**Direction**
Sift the material for lines containing "Amazon", and return them.

Structured figure records:
>>>

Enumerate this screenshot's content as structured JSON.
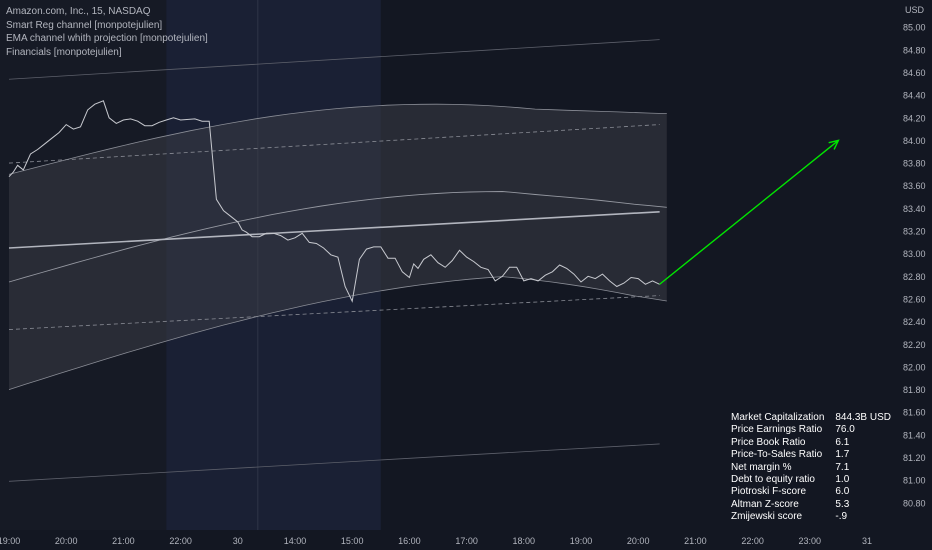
{
  "symbol_title": "Amazon.com, Inc., 15, NASDAQ",
  "indicators": [
    "Smart Reg channel [monpotejulien]",
    "EMA channel whith projection [monpotejulien]",
    "Financials [monpotejulien]"
  ],
  "currency_label": "USD",
  "colors": {
    "background": "#131722",
    "session_shade": "#1a2034",
    "price_line": "#c7c9cf",
    "channel_fill": "#3a3d46",
    "projection_arrow": "#00e600",
    "axis_text": "#b2b5be"
  },
  "chart_data": {
    "type": "line",
    "title": "Amazon.com, Inc., 15, NASDAQ",
    "ylabel": "USD",
    "ylim": [
      80.56,
      85.24
    ],
    "y_ticks": [
      "85.00",
      "84.80",
      "84.60",
      "84.40",
      "84.20",
      "84.00",
      "83.80",
      "83.60",
      "83.40",
      "83.20",
      "83.00",
      "82.80",
      "82.60",
      "82.40",
      "82.20",
      "82.00",
      "81.80",
      "81.60",
      "81.40",
      "81.20",
      "81.00",
      "80.80"
    ],
    "x_ticks": [
      "19:00",
      "20:00",
      "21:00",
      "22:00",
      "30",
      "14:00",
      "15:00",
      "16:00",
      "17:00",
      "18:00",
      "19:00",
      "20:00",
      "21:00",
      "22:00",
      "23:00",
      "31"
    ],
    "x_tick_index": [
      0,
      4,
      8,
      12,
      16,
      20,
      24,
      28,
      32,
      36,
      40,
      44,
      48,
      52,
      56,
      60
    ],
    "grid": false,
    "series": [
      {
        "x": [
          0,
          0.3,
          0.6,
          1,
          1.5,
          2,
          2.5,
          3,
          3.5,
          4,
          4.5,
          5,
          5.5,
          6,
          6.6,
          7,
          7.5,
          8,
          8.5,
          9,
          9.5,
          10,
          10.5,
          11,
          11.5,
          12,
          13,
          13.5,
          14,
          14.5,
          15,
          15.5,
          16,
          16.3,
          16.6,
          17,
          17.5,
          18,
          18.5,
          19,
          19.5,
          20,
          20.5,
          21,
          21.5,
          22,
          22.5,
          23,
          23.5,
          24,
          24.5,
          25,
          25.5,
          26,
          26.5,
          27,
          27.5,
          28,
          28.3,
          28.6,
          29,
          29.5,
          30,
          30.5,
          31,
          31.5,
          32,
          32.5,
          33,
          33.5,
          34,
          34.5,
          35,
          35.5,
          36,
          36.5,
          37,
          37.5,
          38,
          38.5,
          39,
          39.5,
          40,
          40.5,
          41,
          41.5,
          42,
          42.5,
          43,
          43.5,
          44,
          44.5,
          45,
          45.5
        ],
        "y": [
          83.68,
          83.72,
          83.78,
          83.74,
          83.88,
          83.92,
          83.97,
          84.02,
          84.07,
          84.14,
          84.1,
          84.12,
          84.27,
          84.32,
          84.35,
          84.2,
          84.15,
          84.18,
          84.19,
          84.17,
          84.13,
          84.13,
          84.16,
          84.18,
          84.2,
          84.18,
          84.19,
          84.17,
          84.17,
          83.48,
          83.38,
          83.33,
          83.28,
          83.21,
          83.19,
          83.15,
          83.15,
          83.18,
          83.18,
          83.16,
          83.12,
          83.14,
          83.18,
          83.1,
          83.09,
          83.05,
          82.99,
          82.97,
          82.71,
          82.58,
          82.95,
          83.04,
          83.06,
          83.06,
          82.96,
          82.96,
          82.84,
          82.79,
          82.91,
          82.87,
          82.95,
          82.99,
          82.92,
          82.88,
          82.94,
          83.03,
          82.97,
          82.93,
          82.88,
          82.86,
          82.76,
          82.8,
          82.88,
          82.88,
          82.76,
          82.78,
          82.76,
          82.81,
          82.84,
          82.9,
          82.87,
          82.82,
          82.75,
          82.8,
          82.78,
          82.82,
          82.76,
          82.71,
          82.74,
          82.79,
          82.78,
          82.73,
          82.76,
          82.73
        ]
      }
    ],
    "regression_line": {
      "x": [
        0,
        45.5
      ],
      "y": [
        83.05,
        83.37
      ]
    },
    "outer_band": {
      "x": [
        0,
        45.5
      ],
      "upper": [
        84.54,
        84.89
      ],
      "lower": [
        80.99,
        81.32
      ]
    },
    "dashed_channel": {
      "x": [
        0,
        45.5
      ],
      "upper": [
        83.8,
        84.14
      ],
      "lower": [
        82.33,
        82.63
      ]
    },
    "projection_arrow": {
      "from": [
        45.5,
        82.73
      ],
      "to": [
        58,
        84.0
      ]
    },
    "financials": [
      {
        "label": "Market Capitalization",
        "value": "844.3B  USD"
      },
      {
        "label": "Price Earnings Ratio",
        "value": "76.0"
      },
      {
        "label": "Price Book Ratio",
        "value": "6.1"
      },
      {
        "label": "Price-To-Sales Ratio",
        "value": "1.7"
      },
      {
        "label": "Net margin %",
        "value": "7.1"
      },
      {
        "label": "Debt to equity ratio",
        "value": "1.0"
      },
      {
        "label": "Piotroski F-score",
        "value": "6.0"
      },
      {
        "label": "Altman Z-score",
        "value": "5.3"
      },
      {
        "label": "Zmijewski score",
        "value": "-.9"
      }
    ]
  }
}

<<<

**Output for this exercise**
  "symbol_title": "Amazon.com, Inc., 15, NASDAQ",
    "title": "Amazon.com, Inc., 15, NASDAQ",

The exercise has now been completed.